:: REQUIRED ACTION ::
In the passage on Anis Alamgir, reproduce word for word the section starting with "Anis Alamgir (আনিস" and going on through "Dhaka in 1993.".

:: SOURCE TEXT ::
****************

Bangladeshi journalist, columnist, educator

Anis Alamgir (আনিস আলমগীর) is a Bangladeshi journalist, columnist, and educator. He is known for reporting from the battlefields of the Afghanistan War (2001) and the Iraq War (2003). In 2025, Alamgir was arrested under the Anti-terrorism Act and, while in prison, faced a case by the Anti-Corruption Commission before being released on bail in 2026.

== Early life and education ==
Alamgir was born to Hossainuzzaman Bhuiyan and Lailun Nahar Bhuiyan and is from Mirsharai Upazila, Chittagong District. He completed a Master of Arts in Mass Communication and Journalism at the University of Dhaka in 1993.

== Career ==

=== Journalism ===
Alamgir began his journalism career as a staff reporter with Dainik Desh. He later worked as a diplomatic correspondent and later as a special correspondent for Daily Ajker Kagoj. He also worked as a diplomatic correspondent for The Independent. He has served as the staff correspondent of The Morning Sun. He served as editor of Daily Manobkantha. In electronic media, he served as a special correspondent for Channel I. Alamgir has held several senior positions in broadcast journalism. He served as the CEO of Mohona Television for a short time. He also served as head of news at Asian Television, where he also hosted the talk show Table Talk. He held similar roles at RTV and Boishakhi Television.

=== International reporting ===
As a diplomatic correspondent, Alamgir covered a number of major international events, including the Organisation of Islamic Cooperation (OIC) Summit in Iran (1997), the United Nations General Assembly (1999), the United Nations Conference on Trade and Development (UNCTAD) conference in Bangkok (2000), the general elections in Pakistan (2002), OIC Malaysia Summit (2003), and the South Asian Association for Regional Cooperation (SAARC) Summit in Islamabad (2004). He also reported on the Agra Summit between Indian Prime Minister Atal Bihari Vajpayee and Pakistani President Pervez Musharraf, among others.

=== War reporting ===
Alamgir reported on the War in Afghanistan in 2001, during which he was arrested by the Taliban. He later covered the Iraq War in 2003 as a journalist for Daily Ajker Kagoj, reporting from Baghdad.

****************

Dataset entries
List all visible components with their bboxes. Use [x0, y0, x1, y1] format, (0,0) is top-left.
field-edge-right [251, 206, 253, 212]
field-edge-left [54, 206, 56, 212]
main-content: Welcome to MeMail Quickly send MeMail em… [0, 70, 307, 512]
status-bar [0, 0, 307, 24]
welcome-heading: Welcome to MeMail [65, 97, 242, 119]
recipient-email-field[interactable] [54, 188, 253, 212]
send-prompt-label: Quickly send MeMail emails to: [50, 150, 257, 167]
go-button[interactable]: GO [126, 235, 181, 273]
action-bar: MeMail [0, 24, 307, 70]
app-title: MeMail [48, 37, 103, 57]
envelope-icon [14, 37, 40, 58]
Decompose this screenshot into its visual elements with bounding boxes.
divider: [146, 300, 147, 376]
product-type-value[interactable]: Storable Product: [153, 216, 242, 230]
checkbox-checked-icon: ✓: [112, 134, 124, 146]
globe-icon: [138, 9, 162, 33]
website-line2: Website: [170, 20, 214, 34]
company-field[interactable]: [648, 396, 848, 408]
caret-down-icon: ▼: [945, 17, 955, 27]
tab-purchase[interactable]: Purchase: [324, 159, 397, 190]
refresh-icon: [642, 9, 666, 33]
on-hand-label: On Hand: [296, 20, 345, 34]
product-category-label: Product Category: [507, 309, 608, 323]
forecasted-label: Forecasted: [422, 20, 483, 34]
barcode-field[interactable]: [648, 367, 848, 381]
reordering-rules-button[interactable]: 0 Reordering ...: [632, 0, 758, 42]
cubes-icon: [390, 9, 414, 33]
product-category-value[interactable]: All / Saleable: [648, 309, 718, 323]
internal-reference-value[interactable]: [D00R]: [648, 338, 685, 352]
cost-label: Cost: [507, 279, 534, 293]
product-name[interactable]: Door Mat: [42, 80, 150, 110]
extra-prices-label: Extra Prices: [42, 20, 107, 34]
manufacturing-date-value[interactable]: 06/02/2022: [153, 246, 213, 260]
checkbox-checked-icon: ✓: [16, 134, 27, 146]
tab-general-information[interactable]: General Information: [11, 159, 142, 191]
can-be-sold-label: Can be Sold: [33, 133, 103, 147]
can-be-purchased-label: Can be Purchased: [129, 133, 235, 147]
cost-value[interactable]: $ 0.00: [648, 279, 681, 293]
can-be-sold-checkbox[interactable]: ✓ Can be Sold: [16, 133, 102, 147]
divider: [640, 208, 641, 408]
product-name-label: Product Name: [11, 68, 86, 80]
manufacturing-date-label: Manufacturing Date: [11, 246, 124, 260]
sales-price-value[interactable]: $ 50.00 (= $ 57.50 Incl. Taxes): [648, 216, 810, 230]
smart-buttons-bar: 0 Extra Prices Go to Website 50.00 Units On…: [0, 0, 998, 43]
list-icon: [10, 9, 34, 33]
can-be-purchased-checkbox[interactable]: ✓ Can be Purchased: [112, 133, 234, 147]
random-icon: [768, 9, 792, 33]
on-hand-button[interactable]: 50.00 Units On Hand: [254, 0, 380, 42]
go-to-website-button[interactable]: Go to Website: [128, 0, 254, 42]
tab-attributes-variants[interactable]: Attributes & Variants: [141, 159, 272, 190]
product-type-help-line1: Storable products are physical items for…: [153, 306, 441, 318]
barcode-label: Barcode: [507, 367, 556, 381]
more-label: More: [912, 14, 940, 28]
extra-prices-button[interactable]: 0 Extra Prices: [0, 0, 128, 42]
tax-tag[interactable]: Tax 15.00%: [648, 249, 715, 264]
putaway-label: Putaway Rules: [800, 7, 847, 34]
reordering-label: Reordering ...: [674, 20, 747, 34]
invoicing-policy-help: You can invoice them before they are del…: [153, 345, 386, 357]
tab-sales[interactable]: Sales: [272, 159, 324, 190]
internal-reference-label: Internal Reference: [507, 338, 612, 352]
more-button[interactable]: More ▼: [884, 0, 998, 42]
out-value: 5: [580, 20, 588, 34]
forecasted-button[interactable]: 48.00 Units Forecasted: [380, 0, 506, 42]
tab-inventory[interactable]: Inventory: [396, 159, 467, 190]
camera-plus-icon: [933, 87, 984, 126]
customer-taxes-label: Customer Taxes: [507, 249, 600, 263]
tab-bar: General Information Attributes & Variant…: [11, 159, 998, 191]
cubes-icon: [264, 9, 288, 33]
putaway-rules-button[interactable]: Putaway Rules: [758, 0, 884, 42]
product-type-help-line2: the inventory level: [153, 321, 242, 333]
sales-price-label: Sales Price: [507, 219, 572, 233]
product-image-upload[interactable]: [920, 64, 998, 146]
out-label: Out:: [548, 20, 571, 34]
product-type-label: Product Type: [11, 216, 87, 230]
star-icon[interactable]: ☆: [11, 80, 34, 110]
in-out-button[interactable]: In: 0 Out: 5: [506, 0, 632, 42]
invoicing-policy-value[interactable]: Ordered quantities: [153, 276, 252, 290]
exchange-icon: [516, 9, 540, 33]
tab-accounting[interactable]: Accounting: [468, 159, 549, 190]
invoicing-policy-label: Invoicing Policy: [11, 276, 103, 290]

****************

:: EXERCISE OUTPUT ::
Anis Alamgir (আনিস আলমগীর) is a Bangladeshi journalist, columnist, and educator. He is known for reporting from the battlefields of the Afghanistan War (2001) and the Iraq War (2003). In 2025, Alamgir was arrested under the Anti-terrorism Act and, while in prison, faced a case by the Anti-Corruption Commission before being released on bail in 2026.

== Early life and education ==
Alamgir was born to Hossainuzzaman Bhuiyan and Lailun Nahar Bhuiyan and is from Mirsharai Upazila, Chittagong District. He completed a Master of Arts in Mass Communication and Journalism at the University of Dhaka in 1993.